-- start INPUT ROWS --

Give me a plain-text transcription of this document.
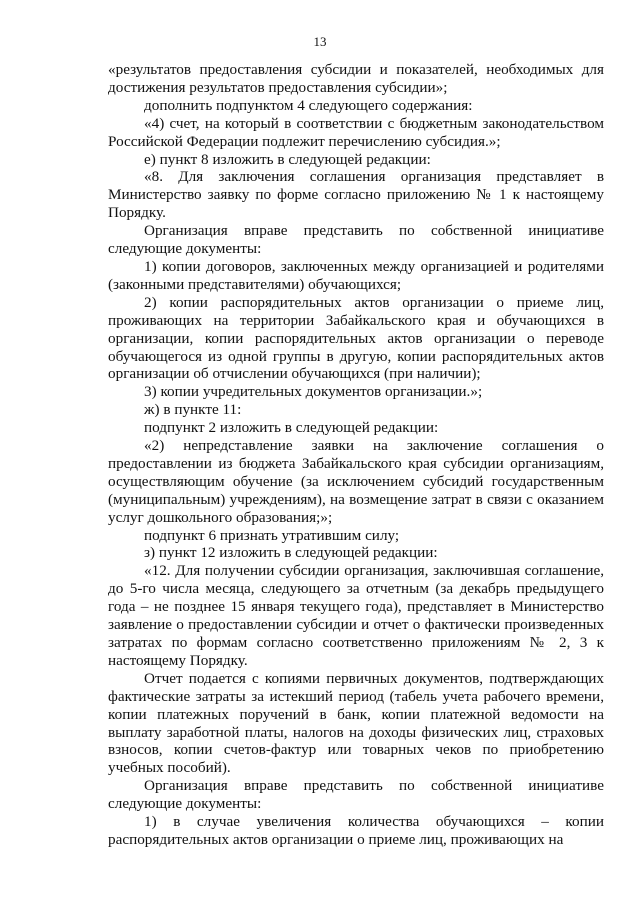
13

«результатов предоставления субсидии и показателей, необходимых для достижения результатов предоставления субсидии»;

дополнить подпунктом 4 следующего содержания:

«4) счет, на который в соответствии с бюджетным законодательством Российской Федерации подлежит перечислению субсидия.»;

е) пункт 8 изложить в следующей редакции:

«8. Для заключения соглашения организация представляет в Министерство заявку по форме согласно приложению № 1 к настоящему Порядку.

Организация вправе представить по собственной инициативе следующие документы:

1) копии договоров, заключенных между организацией и родителями (законными представителями) обучающихся;

2) копии распорядительных актов организации о приеме лиц, проживающих на территории Забайкальского края и обучающихся в организации, копии распорядительных актов организации о переводе обучающегося из одной группы в другую, копии распорядительных актов организации об отчислении обучающихся (при наличии);

3) копии учредительных документов организации.»;

ж) в пункте 11:

подпункт 2 изложить в следующей редакции:

«2) непредставление заявки на заключение соглашения о предоставлении из бюджета Забайкальского края субсидии организациям, осуществляющим обучение (за исключением субсидий государственным (муниципальным) учреждениям), на возмещение затрат в связи с оказанием услуг дошкольного образования;»;

подпункт 6 признать утратившим силу;

з) пункт 12 изложить в следующей редакции:

«12. Для получении субсидии организация, заключившая соглашение, до 5-го числа месяца, следующего за отчетным (за декабрь предыдущего года – не позднее 15 января текущего года), представляет в Министерство заявление о предоставлении субсидии и отчет о фактически произведенных затратах по формам согласно соответственно приложениям № 2, 3 к настоящему Порядку.

Отчет подается с копиями первичных документов, подтверждающих фактические затраты за истекший период (табель учета рабочего времени, копии платежных поручений в банк, копии платежной ведомости на выплату заработной платы, налогов на доходы физических лиц, страховых взносов, копии счетов-фактур или товарных чеков по приобретению учебных пособий).

Организация вправе представить по собственной инициативе следующие документы:

1) в случае увеличения количества обучающихся – копии распорядительных актов организации о приеме лиц, проживающих на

-- end INPUT ROWS --

=== THE TASK ===
Gather from the records above every line containing the string "обучающихся".

=== TASK OUTPUT ===
1) копии договоров, заключенных между организацией и родителями (законными представителями) обучающихся;
2) копии распорядительных актов организации о приеме лиц, проживающих на территории Забайкальского края и обучающихся в организации, копии распорядительных актов организации о переводе обучающегося из одной группы в другую, копии распорядительных актов организации об отчислении обучающихся (при наличии);
1) в случае увеличения количества обучающихся – копии распорядительных актов организации о приеме лиц, проживающих на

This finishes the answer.